Directive:
Every entry needs to be reproduced exactly.

[Collected data entries]

****************

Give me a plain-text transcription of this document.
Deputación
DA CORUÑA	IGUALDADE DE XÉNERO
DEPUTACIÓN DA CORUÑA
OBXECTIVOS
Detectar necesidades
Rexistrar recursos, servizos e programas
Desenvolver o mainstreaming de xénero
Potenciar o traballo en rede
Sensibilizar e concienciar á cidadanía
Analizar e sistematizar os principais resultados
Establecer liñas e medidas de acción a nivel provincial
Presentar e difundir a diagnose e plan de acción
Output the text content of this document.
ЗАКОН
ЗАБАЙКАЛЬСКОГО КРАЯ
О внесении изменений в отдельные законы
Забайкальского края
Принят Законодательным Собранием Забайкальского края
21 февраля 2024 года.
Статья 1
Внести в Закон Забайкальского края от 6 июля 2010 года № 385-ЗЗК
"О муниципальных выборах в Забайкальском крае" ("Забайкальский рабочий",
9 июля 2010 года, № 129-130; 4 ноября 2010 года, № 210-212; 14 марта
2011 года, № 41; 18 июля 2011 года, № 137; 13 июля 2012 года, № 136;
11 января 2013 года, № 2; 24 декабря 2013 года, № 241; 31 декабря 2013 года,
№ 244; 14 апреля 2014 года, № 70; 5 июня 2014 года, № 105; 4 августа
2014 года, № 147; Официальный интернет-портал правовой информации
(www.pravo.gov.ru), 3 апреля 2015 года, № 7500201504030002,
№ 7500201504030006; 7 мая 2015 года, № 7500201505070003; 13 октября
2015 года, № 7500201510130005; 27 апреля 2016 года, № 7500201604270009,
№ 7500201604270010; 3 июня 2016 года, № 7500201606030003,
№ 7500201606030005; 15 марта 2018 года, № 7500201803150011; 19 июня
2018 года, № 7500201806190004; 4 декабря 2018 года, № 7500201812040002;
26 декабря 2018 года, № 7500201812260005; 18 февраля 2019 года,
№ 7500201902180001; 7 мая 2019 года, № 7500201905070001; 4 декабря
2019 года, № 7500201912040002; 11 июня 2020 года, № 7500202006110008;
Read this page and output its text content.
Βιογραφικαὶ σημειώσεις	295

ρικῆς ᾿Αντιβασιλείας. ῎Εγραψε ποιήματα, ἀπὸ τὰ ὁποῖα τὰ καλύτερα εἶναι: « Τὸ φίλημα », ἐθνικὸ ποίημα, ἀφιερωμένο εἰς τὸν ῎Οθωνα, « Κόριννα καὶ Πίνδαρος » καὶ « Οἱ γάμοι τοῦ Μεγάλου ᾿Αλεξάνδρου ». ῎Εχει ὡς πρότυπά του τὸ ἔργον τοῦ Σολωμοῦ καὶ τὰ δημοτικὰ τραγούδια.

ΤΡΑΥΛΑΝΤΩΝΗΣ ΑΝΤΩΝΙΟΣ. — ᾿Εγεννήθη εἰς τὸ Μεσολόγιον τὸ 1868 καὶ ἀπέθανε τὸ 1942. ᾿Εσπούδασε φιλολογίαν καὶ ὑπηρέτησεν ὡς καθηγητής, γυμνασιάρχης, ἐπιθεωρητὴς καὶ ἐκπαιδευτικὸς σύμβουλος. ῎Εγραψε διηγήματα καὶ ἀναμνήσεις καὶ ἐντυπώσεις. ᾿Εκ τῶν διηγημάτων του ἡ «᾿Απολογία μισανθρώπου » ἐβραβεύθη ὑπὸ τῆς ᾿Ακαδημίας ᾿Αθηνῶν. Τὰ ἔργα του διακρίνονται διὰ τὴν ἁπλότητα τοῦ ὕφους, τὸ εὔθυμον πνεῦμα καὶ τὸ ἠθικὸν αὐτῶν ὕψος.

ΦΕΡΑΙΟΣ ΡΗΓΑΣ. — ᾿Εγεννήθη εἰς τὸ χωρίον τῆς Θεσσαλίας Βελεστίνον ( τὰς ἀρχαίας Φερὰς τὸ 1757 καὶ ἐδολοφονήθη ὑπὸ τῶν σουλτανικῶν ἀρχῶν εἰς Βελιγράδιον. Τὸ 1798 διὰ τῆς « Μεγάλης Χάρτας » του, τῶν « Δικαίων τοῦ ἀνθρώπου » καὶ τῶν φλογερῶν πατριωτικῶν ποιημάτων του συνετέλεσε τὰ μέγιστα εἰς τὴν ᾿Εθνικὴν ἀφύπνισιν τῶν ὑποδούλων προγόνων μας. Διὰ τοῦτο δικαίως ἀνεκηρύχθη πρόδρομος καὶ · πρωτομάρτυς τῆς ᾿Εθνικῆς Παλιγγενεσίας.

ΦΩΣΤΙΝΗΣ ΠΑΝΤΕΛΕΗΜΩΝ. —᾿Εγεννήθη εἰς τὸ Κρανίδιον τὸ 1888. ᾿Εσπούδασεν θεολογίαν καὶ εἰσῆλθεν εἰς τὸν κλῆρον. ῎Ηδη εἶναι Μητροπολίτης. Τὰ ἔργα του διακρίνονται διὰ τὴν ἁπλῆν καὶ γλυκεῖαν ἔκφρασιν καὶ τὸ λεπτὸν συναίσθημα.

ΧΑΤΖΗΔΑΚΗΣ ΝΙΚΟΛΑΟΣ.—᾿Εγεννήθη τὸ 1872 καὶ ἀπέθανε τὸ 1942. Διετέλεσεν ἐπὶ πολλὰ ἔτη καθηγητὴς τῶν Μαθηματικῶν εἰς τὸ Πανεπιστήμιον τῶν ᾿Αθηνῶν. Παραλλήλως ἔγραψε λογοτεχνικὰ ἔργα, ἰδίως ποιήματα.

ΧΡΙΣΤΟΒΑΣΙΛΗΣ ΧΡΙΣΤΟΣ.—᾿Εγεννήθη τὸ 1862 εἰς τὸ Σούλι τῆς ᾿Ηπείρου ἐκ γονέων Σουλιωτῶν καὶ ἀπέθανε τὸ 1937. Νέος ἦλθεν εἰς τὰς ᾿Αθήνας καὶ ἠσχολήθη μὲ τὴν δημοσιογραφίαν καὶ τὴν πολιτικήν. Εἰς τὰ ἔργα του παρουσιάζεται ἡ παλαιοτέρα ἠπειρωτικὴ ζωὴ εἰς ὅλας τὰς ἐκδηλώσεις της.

****************

Completed task:
Give me a plain-text transcription of this document.
Deputación
DA CORUÑA	IGUALDADE DE XÉNERO
DEPUTACIÓN DA CORUÑA
OBXECTIVOS
Detectar necesidades
Rexistrar recursos, servizos e programas
Desenvolver o mainstreaming de xénero
Potenciar o traballo en rede
Sensibilizar e concienciar á cidadanía
Analizar e sistematizar os principais resultados
Establecer liñas e medidas de acción a nivel provincial
Presentar e difundir a diagnose e plan de acción
Output the text content of this document.
ЗАКОН
ЗАБАЙКАЛЬСКОГО КРАЯ
О внесении изменений в отдельные законы
Забайкальского края
Принят Законодательным Собранием Забайкальского края
21 февраля 2024 года.
Статья 1
Внести в Закон Забайкальского края от 6 июля 2010 года № 385-ЗЗК
"О муниципальных выборах в Забайкальском крае" ("Забайкальский рабочий",
9 июля 2010 года, № 129-130; 4 ноября 2010 года, № 210-212; 14 марта
2011 года, № 41; 18 июля 2011 года, № 137; 13 июля 2012 года, № 136;
11 января 2013 года, № 2; 24 декабря 2013 года, № 241; 31 декабря 2013 года,
№ 244; 14 апреля 2014 года, № 70; 5 июня 2014 года, № 105; 4 августа
2014 года, № 147; Официальный интернет-портал правовой информации
(www.pravo.gov.ru), 3 апреля 2015 года, № 7500201504030002,
№ 7500201504030006; 7 мая 2015 года, № 7500201505070003; 13 октября
2015 года, № 7500201510130005; 27 апреля 2016 года, № 7500201604270009,
№ 7500201604270010; 3 июня 2016 года, № 7500201606030003,
№ 7500201606030005; 15 марта 2018 года, № 7500201803150011; 19 июня
2018 года, № 7500201806190004; 4 декабря 2018 года, № 7500201812040002;
26 декабря 2018 года, № 7500201812260005; 18 февраля 2019 года,
№ 7500201902180001; 7 мая 2019 года, № 7500201905070001; 4 декабря
2019 года, № 7500201912040002; 11 июня 2020 года, № 7500202006110008;
Read this page and output its text content.
Βιογραφικαὶ σημειώσεις	295

ρικῆς ᾿Αντιβασιλείας. ῎Εγραψε ποιήματα, ἀπὸ τὰ ὁποῖα τὰ καλύτερα εἶναι: « Τὸ φίλημα », ἐθνικὸ ποίημα, ἀφιερωμένο εἰς τὸν ῎Οθωνα, « Κόριννα καὶ Πίνδαρος » καὶ « Οἱ γάμοι τοῦ Μεγάλου ᾿Αλεξάνδρου ». ῎Εχει ὡς πρότυπά του τὸ ἔργον τοῦ Σολωμοῦ καὶ τὰ δημοτικὰ τραγούδια.

ΤΡΑΥΛΑΝΤΩΝΗΣ ΑΝΤΩΝΙΟΣ. — ᾿Εγεννήθη εἰς τὸ Μεσολόγιον τὸ 1868 καὶ ἀπέθανε τὸ 1942. ᾿Εσπούδασε φιλολογίαν καὶ ὑπηρέτησεν ὡς καθηγητής, γυμνασιάρχης, ἐπιθεωρητὴς καὶ ἐκπαιδευτικὸς σύμβουλος. ῎Εγραψε διηγήματα καὶ ἀναμνήσεις καὶ ἐντυπώσεις. ᾿Εκ τῶν διηγημάτων του ἡ «᾿Απολογία μισανθρώπου » ἐβραβεύθη ὑπὸ τῆς ᾿Ακαδημίας ᾿Αθηνῶν. Τὰ ἔργα του διακρίνονται διὰ τὴν ἁπλότητα τοῦ ὕφους, τὸ εὔθυμον πνεῦμα καὶ τὸ ἠθικὸν αὐτῶν ὕψος.

ΦΕΡΑΙΟΣ ΡΗΓΑΣ. — ᾿Εγεννήθη εἰς τὸ χωρίον τῆς Θεσσαλίας Βελεστίνον ( τὰς ἀρχαίας Φερὰς τὸ 1757 καὶ ἐδολοφονήθη ὑπὸ τῶν σουλτανικῶν ἀρχῶν εἰς Βελιγράδιον. Τὸ 1798 διὰ τῆς « Μεγάλης Χάρτας » του, τῶν « Δικαίων τοῦ ἀνθρώπου » καὶ τῶν φλογερῶν πατριωτικῶν ποιημάτων του συνετέλεσε τὰ μέγιστα εἰς τὴν ᾿Εθνικὴν ἀφύπνισιν τῶν ὑποδούλων προγόνων μας. Διὰ τοῦτο δικαίως ἀνεκηρύχθη πρόδρομος καὶ · πρωτομάρτυς τῆς ᾿Εθνικῆς Παλιγγενεσίας.

ΦΩΣΤΙΝΗΣ ΠΑΝΤΕΛΕΗΜΩΝ. —᾿Εγεννήθη εἰς τὸ Κρανίδιον τὸ 1888. ᾿Εσπούδασεν θεολογίαν καὶ εἰσῆλθεν εἰς τὸν κλῆρον. ῎Ηδη εἶναι Μητροπολίτης. Τὰ ἔργα του διακρίνονται διὰ τὴν ἁπλῆν καὶ γλυκεῖαν ἔκφρασιν καὶ τὸ λεπτὸν συναίσθημα.

ΧΑΤΖΗΔΑΚΗΣ ΝΙΚΟΛΑΟΣ.—᾿Εγεννήθη τὸ 1872 καὶ ἀπέθανε τὸ 1942. Διετέλεσεν ἐπὶ πολλὰ ἔτη καθηγητὴς τῶν Μαθηματικῶν εἰς τὸ Πανεπιστήμιον τῶν ᾿Αθηνῶν. Παραλλήλως ἔγραψε λογοτεχνικὰ ἔργα, ἰδίως ποιήματα.

ΧΡΙΣΤΟΒΑΣΙΛΗΣ ΧΡΙΣΤΟΣ.—᾿Εγεννήθη τὸ 1862 εἰς τὸ Σούλι τῆς ᾿Ηπείρου ἐκ γονέων Σουλιωτῶν καὶ ἀπέθανε τὸ 1937. Νέος ἦλθεν εἰς τὰς ᾿Αθήνας καὶ ἠσχολήθη μὲ τὴν δημοσιογραφίαν καὶ τὴν πολιτικήν. Εἰς τὰ ἔργα του παρουσιάζεται ἡ παλαιοτέρα ἠπειρωτικὴ ζωὴ εἰς ὅλας τὰς ἐκδηλώσεις της.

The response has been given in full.